EXERCISE DESCRIPTION
Transcribe the material verbatim in full; the pictures do not belong in the copy.

SUPPLIED ENTRIES
========================================
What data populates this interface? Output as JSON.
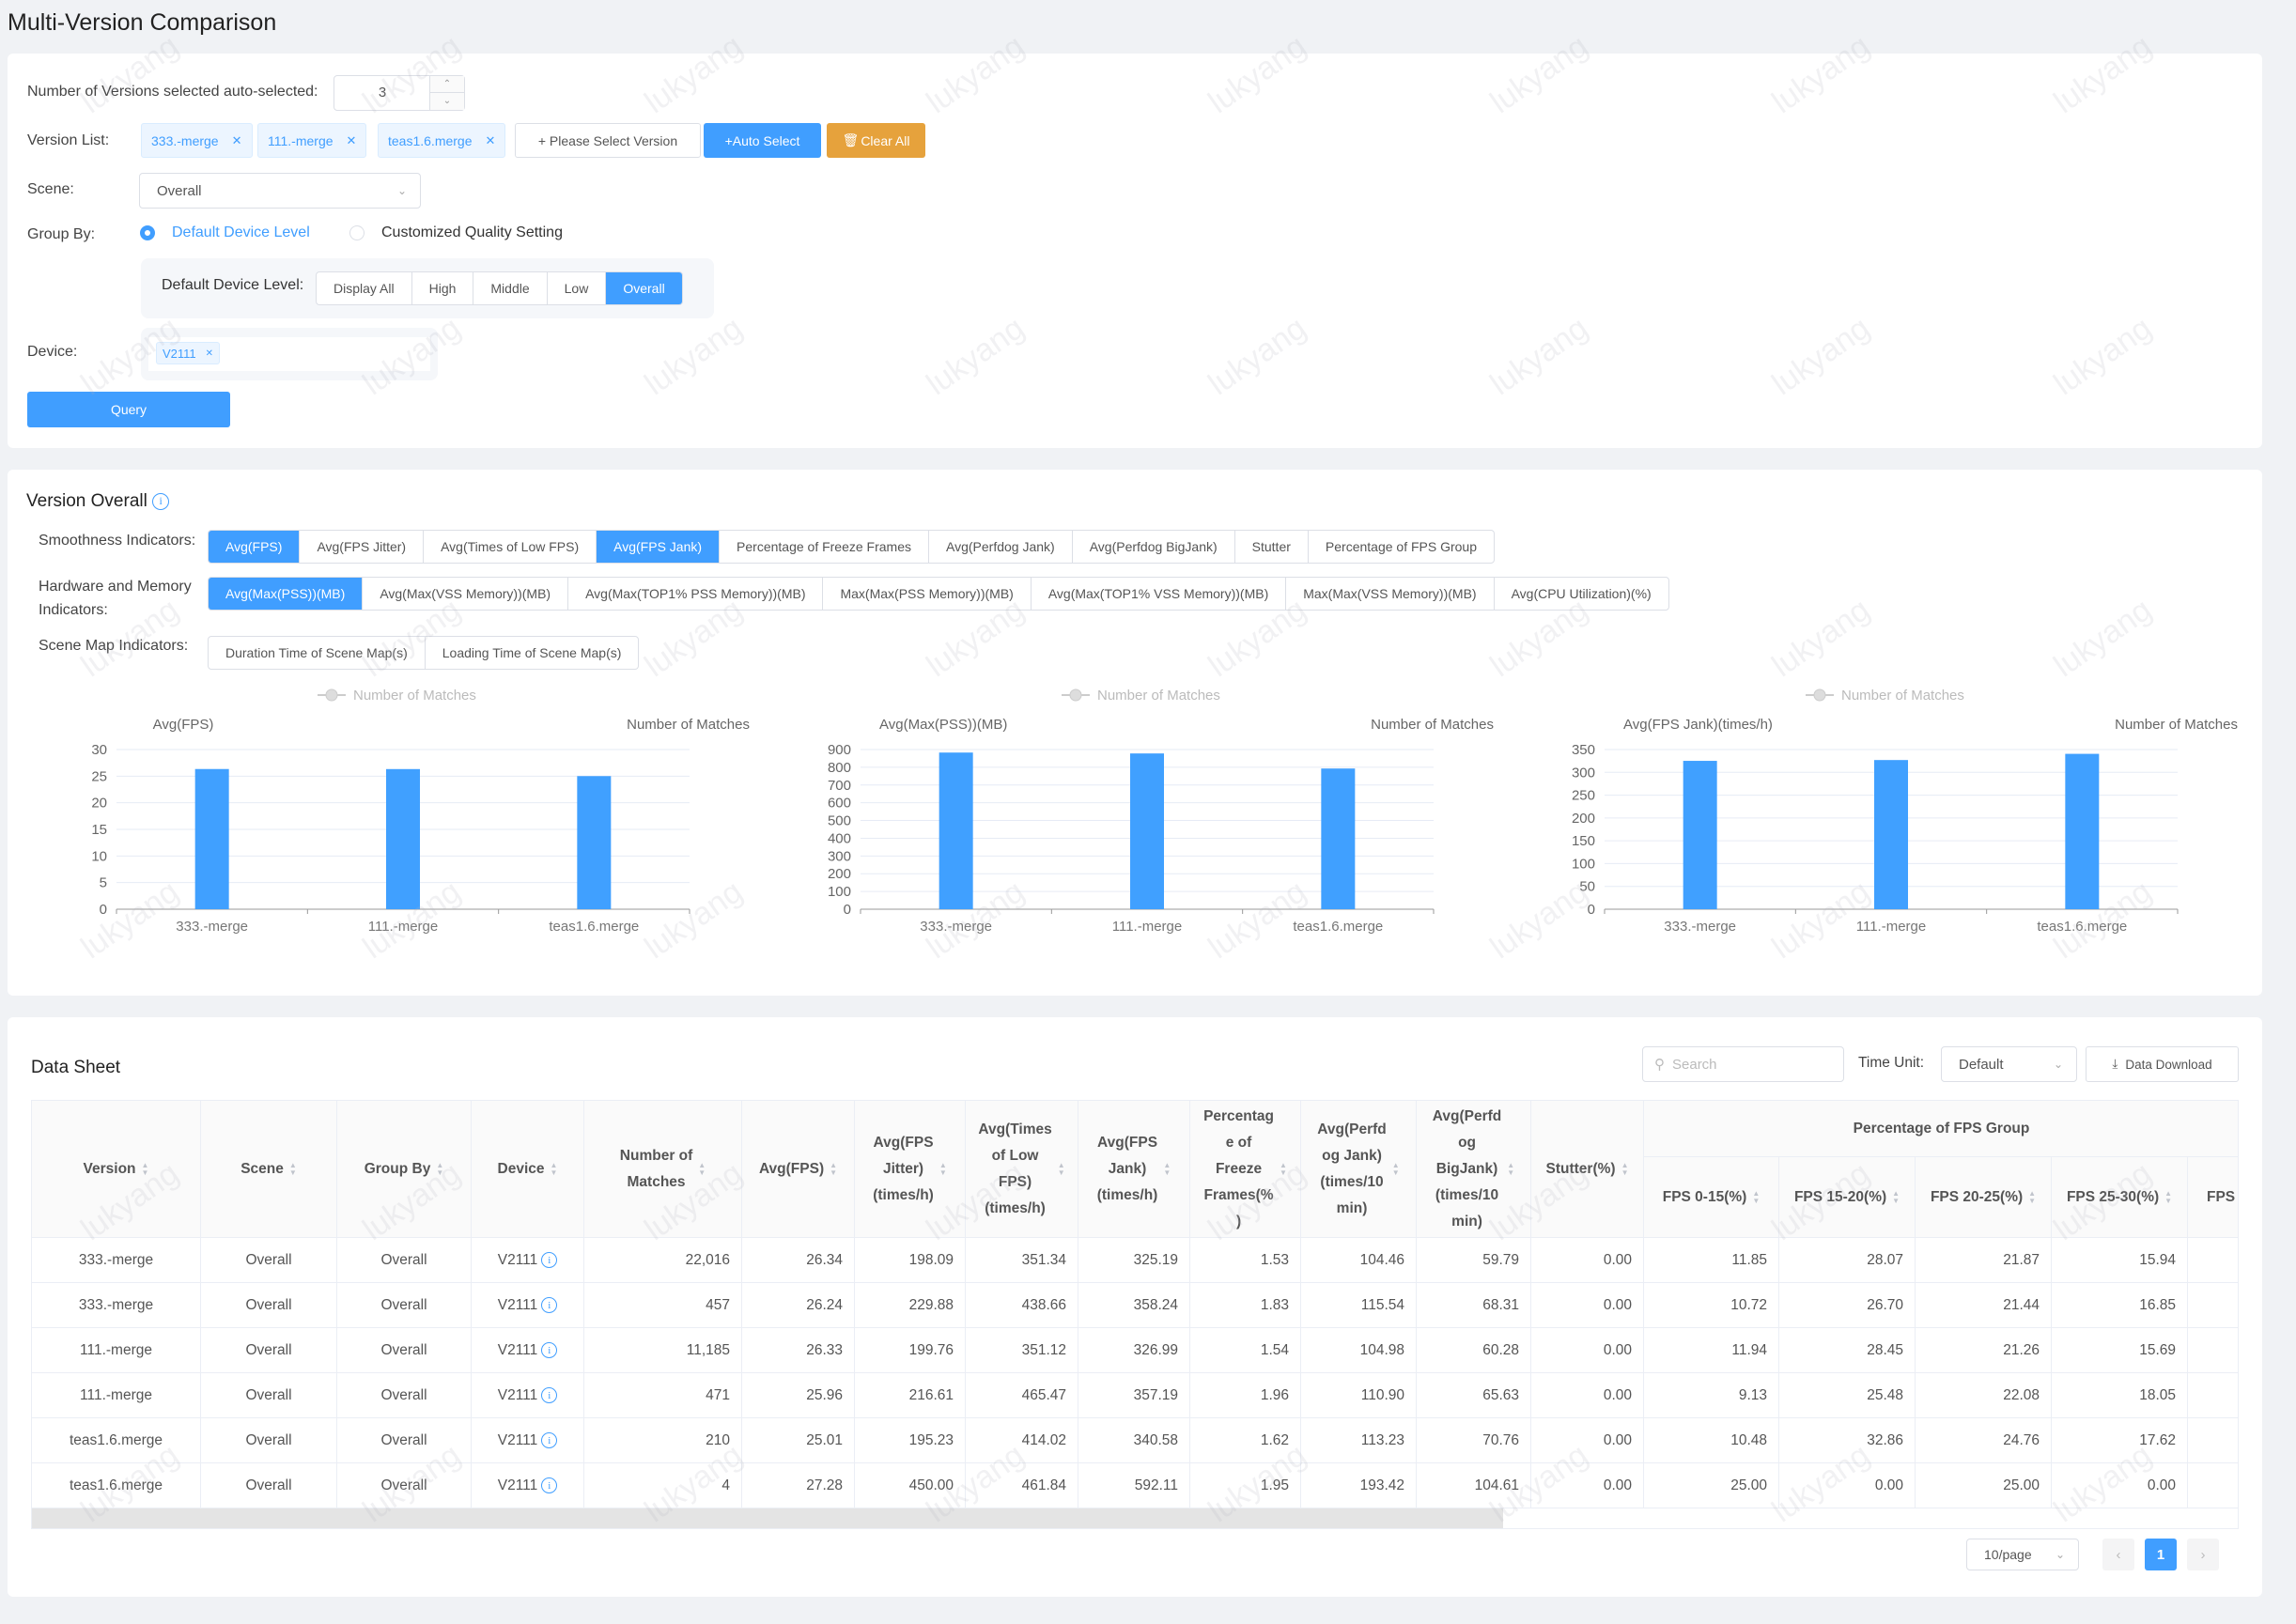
{
  "page": {
    "title": "Multi-Version Comparison"
  },
  "filters": {
    "num_versions_label": "Number of Versions selected auto-selected:",
    "num_versions_value": "3",
    "version_list_label": "Version List:",
    "versions": [
      "333.-merge",
      "111.-merge",
      "teas1.6.merge"
    ],
    "select_version_label": "+ Please Select Version",
    "auto_select_label": "+Auto Select",
    "clear_all_label": "Clear All",
    "scene_label": "Scene:",
    "scene_value": "Overall",
    "group_by_label": "Group By:",
    "group_by_options": [
      {
        "label": "Default Device Level",
        "selected": true
      },
      {
        "label": "Customized Quality Setting",
        "selected": false
      }
    ],
    "device_level_label": "Default Device Level:",
    "device_levels": [
      {
        "label": "Display All",
        "selected": false
      },
      {
        "label": "High",
        "selected": false
      },
      {
        "label": "Middle",
        "selected": false
      },
      {
        "label": "Low",
        "selected": false
      },
      {
        "label": "Overall",
        "selected": true
      }
    ],
    "device_label": "Device:",
    "devices": [
      "V2111"
    ],
    "query_label": "Query"
  },
  "overview": {
    "title": "Version Overall",
    "smoothness_label": "Smoothness Indicators:",
    "smoothness": [
      {
        "label": "Avg(FPS)",
        "selected": true
      },
      {
        "label": "Avg(FPS Jitter)",
        "selected": false
      },
      {
        "label": "Avg(Times of Low FPS)",
        "selected": false
      },
      {
        "label": "Avg(FPS Jank)",
        "selected": true
      },
      {
        "label": "Percentage of Freeze Frames",
        "selected": false
      },
      {
        "label": "Avg(Perfdog Jank)",
        "selected": false
      },
      {
        "label": "Avg(Perfdog BigJank)",
        "selected": false
      },
      {
        "label": "Stutter",
        "selected": false
      },
      {
        "label": "Percentage of FPS Group",
        "selected": false
      }
    ],
    "hardware_label_1": "Hardware and Memory",
    "hardware_label_2": "Indicators:",
    "hardware": [
      {
        "label": "Avg(Max(PSS))(MB)",
        "selected": true
      },
      {
        "label": "Avg(Max(VSS Memory))(MB)",
        "selected": false
      },
      {
        "label": "Avg(Max(TOP1% PSS Memory))(MB)",
        "selected": false
      },
      {
        "label": "Max(Max(PSS Memory))(MB)",
        "selected": false
      },
      {
        "label": "Avg(Max(TOP1% VSS Memory))(MB)",
        "selected": false
      },
      {
        "label": "Max(Max(VSS Memory))(MB)",
        "selected": false
      },
      {
        "label": "Avg(CPU Utilization)(%)",
        "selected": false
      }
    ],
    "scene_map_label": "Scene Map Indicators:",
    "scene_map": [
      {
        "label": "Duration Time of Scene Map(s)",
        "selected": false
      },
      {
        "label": "Loading Time of Scene Map(s)",
        "selected": false
      }
    ]
  },
  "chart_data": [
    {
      "type": "bar",
      "title": "",
      "legend": "Number of Matches",
      "legend_position": "top",
      "ylabel": "Avg(FPS)",
      "y2label": "Number of Matches",
      "categories": [
        "333.-merge",
        "111.-merge",
        "teas1.6.merge"
      ],
      "values": [
        26.34,
        26.33,
        25.01
      ],
      "ylim": [
        0,
        30
      ],
      "yticks": [
        0,
        5,
        10,
        15,
        20,
        25,
        30
      ],
      "grid": true
    },
    {
      "type": "bar",
      "title": "",
      "legend": "Number of Matches",
      "legend_position": "top",
      "ylabel": "Avg(Max(PSS))(MB)",
      "y2label": "Number of Matches",
      "categories": [
        "333.-merge",
        "111.-merge",
        "teas1.6.merge"
      ],
      "values": [
        883,
        878,
        793
      ],
      "ylim": [
        0,
        900
      ],
      "yticks": [
        0,
        100,
        200,
        300,
        400,
        500,
        600,
        700,
        800,
        900
      ],
      "grid": true
    },
    {
      "type": "bar",
      "title": "",
      "legend": "Number of Matches",
      "legend_position": "top",
      "ylabel": "Avg(FPS Jank)(times/h)",
      "y2label": "Number of Matches",
      "categories": [
        "333.-merge",
        "111.-merge",
        "teas1.6.merge"
      ],
      "values": [
        325.19,
        326.99,
        340.58
      ],
      "ylim": [
        0,
        350
      ],
      "yticks": [
        0,
        50,
        100,
        150,
        200,
        250,
        300,
        350
      ],
      "grid": true
    }
  ],
  "sheet": {
    "title": "Data Sheet",
    "search_placeholder": "Search",
    "time_unit_label": "Time Unit:",
    "time_unit_value": "Default",
    "download_label": "Data Download",
    "group_header": "Percentage of FPS Group",
    "columns": [
      "Version",
      "Scene",
      "Group By",
      "Device",
      "Number of Matches",
      "Avg(FPS)",
      "Avg(FPS Jitter)(times/h)",
      "Avg(Times of Low FPS)(times/h)",
      "Avg(FPS Jank)(times/h)",
      "Percentage of Freeze Frames(%)",
      "Avg(Perfdog Jank)(times/10 min)",
      "Avg(Perfdog BigJank)(times/10 min)",
      "Stutter(%)",
      "FPS 0-15(%)",
      "FPS 15-20(%)",
      "FPS 20-25(%)",
      "FPS 25-30(%)",
      "FPS"
    ],
    "rows": [
      [
        "333.-merge",
        "Overall",
        "Overall",
        "V2111",
        "22,016",
        "26.34",
        "198.09",
        "351.34",
        "325.19",
        "1.53",
        "104.46",
        "59.79",
        "0.00",
        "11.85",
        "28.07",
        "21.87",
        "15.94"
      ],
      [
        "333.-merge",
        "Overall",
        "Overall",
        "V2111",
        "457",
        "26.24",
        "229.88",
        "438.66",
        "358.24",
        "1.83",
        "115.54",
        "68.31",
        "0.00",
        "10.72",
        "26.70",
        "21.44",
        "16.85"
      ],
      [
        "111.-merge",
        "Overall",
        "Overall",
        "V2111",
        "11,185",
        "26.33",
        "199.76",
        "351.12",
        "326.99",
        "1.54",
        "104.98",
        "60.28",
        "0.00",
        "11.94",
        "28.45",
        "21.26",
        "15.69"
      ],
      [
        "111.-merge",
        "Overall",
        "Overall",
        "V2111",
        "471",
        "25.96",
        "216.61",
        "465.47",
        "357.19",
        "1.96",
        "110.90",
        "65.63",
        "0.00",
        "9.13",
        "25.48",
        "22.08",
        "18.05"
      ],
      [
        "teas1.6.merge",
        "Overall",
        "Overall",
        "V2111",
        "210",
        "25.01",
        "195.23",
        "414.02",
        "340.58",
        "1.62",
        "113.23",
        "70.76",
        "0.00",
        "10.48",
        "32.86",
        "24.76",
        "17.62"
      ],
      [
        "teas1.6.merge",
        "Overall",
        "Overall",
        "V2111",
        "4",
        "27.28",
        "450.00",
        "461.84",
        "592.11",
        "1.95",
        "193.42",
        "104.61",
        "0.00",
        "25.00",
        "0.00",
        "25.00",
        "0.00"
      ]
    ],
    "page_size": "10/page",
    "current_page": "1"
  },
  "watermark": "lukyang",
  "colors": {
    "primary": "#409eff",
    "warning": "#e6a23c",
    "bar": "#40a0ff"
  }
}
========================================
EXERCISE SOLUTION
What data populates this interface? Output as JSON.
{
  "page": {
    "title": "Multi-Version Comparison"
  },
  "filters": {
    "num_versions_label": "Number of Versions selected auto-selected:",
    "num_versions_value": "3",
    "version_list_label": "Version List:",
    "versions": [
      "333.-merge",
      "111.-merge",
      "teas1.6.merge"
    ],
    "select_version_label": "+ Please Select Version",
    "auto_select_label": "+Auto Select",
    "clear_all_label": "Clear All",
    "scene_label": "Scene:",
    "scene_value": "Overall",
    "group_by_label": "Group By:",
    "group_by_options": [
      {
        "label": "Default Device Level",
        "selected": true
      },
      {
        "label": "Customized Quality Setting",
        "selected": false
      }
    ],
    "device_level_label": "Default Device Level:",
    "device_levels": [
      {
        "label": "Display All",
        "selected": false
      },
      {
        "label": "High",
        "selected": false
      },
      {
        "label": "Middle",
        "selected": false
      },
      {
        "label": "Low",
        "selected": false
      },
      {
        "label": "Overall",
        "selected": true
      }
    ],
    "device_label": "Device:",
    "devices": [
      "V2111"
    ],
    "query_label": "Query"
  },
  "overview": {
    "title": "Version Overall",
    "smoothness_label": "Smoothness Indicators:",
    "smoothness": [
      {
        "label": "Avg(FPS)",
        "selected": true
      },
      {
        "label": "Avg(FPS Jitter)",
        "selected": false
      },
      {
        "label": "Avg(Times of Low FPS)",
        "selected": false
      },
      {
        "label": "Avg(FPS Jank)",
        "selected": true
      },
      {
        "label": "Percentage of Freeze Frames",
        "selected": false
      },
      {
        "label": "Avg(Perfdog Jank)",
        "selected": false
      },
      {
        "label": "Avg(Perfdog BigJank)",
        "selected": false
      },
      {
        "label": "Stutter",
        "selected": false
      },
      {
        "label": "Percentage of FPS Group",
        "selected": false
      }
    ],
    "hardware_label_1": "Hardware and Memory",
    "hardware_label_2": "Indicators:",
    "hardware": [
      {
        "label": "Avg(Max(PSS))(MB)",
        "selected": true
      },
      {
        "label": "Avg(Max(VSS Memory))(MB)",
        "selected": false
      },
      {
        "label": "Avg(Max(TOP1% PSS Memory))(MB)",
        "selected": false
      },
      {
        "label": "Max(Max(PSS Memory))(MB)",
        "selected": false
      },
      {
        "label": "Avg(Max(TOP1% VSS Memory))(MB)",
        "selected": false
      },
      {
        "label": "Max(Max(VSS Memory))(MB)",
        "selected": false
      },
      {
        "label": "Avg(CPU Utilization)(%)",
        "selected": false
      }
    ],
    "scene_map_label": "Scene Map Indicators:",
    "scene_map": [
      {
        "label": "Duration Time of Scene Map(s)",
        "selected": false
      },
      {
        "label": "Loading Time of Scene Map(s)",
        "selected": false
      }
    ]
  },
  "chart_data": [
    {
      "type": "bar",
      "title": "",
      "legend": "Number of Matches",
      "legend_position": "top",
      "ylabel": "Avg(FPS)",
      "y2label": "Number of Matches",
      "categories": [
        "333.-merge",
        "111.-merge",
        "teas1.6.merge"
      ],
      "values": [
        26.34,
        26.33,
        25.01
      ],
      "ylim": [
        0,
        30
      ],
      "yticks": [
        0,
        5,
        10,
        15,
        20,
        25,
        30
      ],
      "grid": true
    },
    {
      "type": "bar",
      "title": "",
      "legend": "Number of Matches",
      "legend_position": "top",
      "ylabel": "Avg(Max(PSS))(MB)",
      "y2label": "Number of Matches",
      "categories": [
        "333.-merge",
        "111.-merge",
        "teas1.6.merge"
      ],
      "values": [
        883,
        878,
        793
      ],
      "ylim": [
        0,
        900
      ],
      "yticks": [
        0,
        100,
        200,
        300,
        400,
        500,
        600,
        700,
        800,
        900
      ],
      "grid": true
    },
    {
      "type": "bar",
      "title": "",
      "legend": "Number of Matches",
      "legend_position": "top",
      "ylabel": "Avg(FPS Jank)(times/h)",
      "y2label": "Number of Matches",
      "categories": [
        "333.-merge",
        "111.-merge",
        "teas1.6.merge"
      ],
      "values": [
        325.19,
        326.99,
        340.58
      ],
      "ylim": [
        0,
        350
      ],
      "yticks": [
        0,
        50,
        100,
        150,
        200,
        250,
        300,
        350
      ],
      "grid": true
    }
  ],
  "sheet": {
    "title": "Data Sheet",
    "search_placeholder": "Search",
    "time_unit_label": "Time Unit:",
    "time_unit_value": "Default",
    "download_label": "Data Download",
    "group_header": "Percentage of FPS Group",
    "columns": [
      "Version",
      "Scene",
      "Group By",
      "Device",
      "Number of Matches",
      "Avg(FPS)",
      "Avg(FPS Jitter)(times/h)",
      "Avg(Times of Low FPS)(times/h)",
      "Avg(FPS Jank)(times/h)",
      "Percentage of Freeze Frames(%)",
      "Avg(Perfdog Jank)(times/10 min)",
      "Avg(Perfdog BigJank)(times/10 min)",
      "Stutter(%)",
      "FPS 0-15(%)",
      "FPS 15-20(%)",
      "FPS 20-25(%)",
      "FPS 25-30(%)",
      "FPS"
    ],
    "rows": [
      [
        "333.-merge",
        "Overall",
        "Overall",
        "V2111",
        "22,016",
        "26.34",
        "198.09",
        "351.34",
        "325.19",
        "1.53",
        "104.46",
        "59.79",
        "0.00",
        "11.85",
        "28.07",
        "21.87",
        "15.94"
      ],
      [
        "333.-merge",
        "Overall",
        "Overall",
        "V2111",
        "457",
        "26.24",
        "229.88",
        "438.66",
        "358.24",
        "1.83",
        "115.54",
        "68.31",
        "0.00",
        "10.72",
        "26.70",
        "21.44",
        "16.85"
      ],
      [
        "111.-merge",
        "Overall",
        "Overall",
        "V2111",
        "11,185",
        "26.33",
        "199.76",
        "351.12",
        "326.99",
        "1.54",
        "104.98",
        "60.28",
        "0.00",
        "11.94",
        "28.45",
        "21.26",
        "15.69"
      ],
      [
        "111.-merge",
        "Overall",
        "Overall",
        "V2111",
        "471",
        "25.96",
        "216.61",
        "465.47",
        "357.19",
        "1.96",
        "110.90",
        "65.63",
        "0.00",
        "9.13",
        "25.48",
        "22.08",
        "18.05"
      ],
      [
        "teas1.6.merge",
        "Overall",
        "Overall",
        "V2111",
        "210",
        "25.01",
        "195.23",
        "414.02",
        "340.58",
        "1.62",
        "113.23",
        "70.76",
        "0.00",
        "10.48",
        "32.86",
        "24.76",
        "17.62"
      ],
      [
        "teas1.6.merge",
        "Overall",
        "Overall",
        "V2111",
        "4",
        "27.28",
        "450.00",
        "461.84",
        "592.11",
        "1.95",
        "193.42",
        "104.61",
        "0.00",
        "25.00",
        "0.00",
        "25.00",
        "0.00"
      ]
    ],
    "page_size": "10/page",
    "current_page": "1"
  },
  "watermark": "lukyang",
  "colors": {
    "primary": "#409eff",
    "warning": "#e6a23c",
    "bar": "#40a0ff"
  }
}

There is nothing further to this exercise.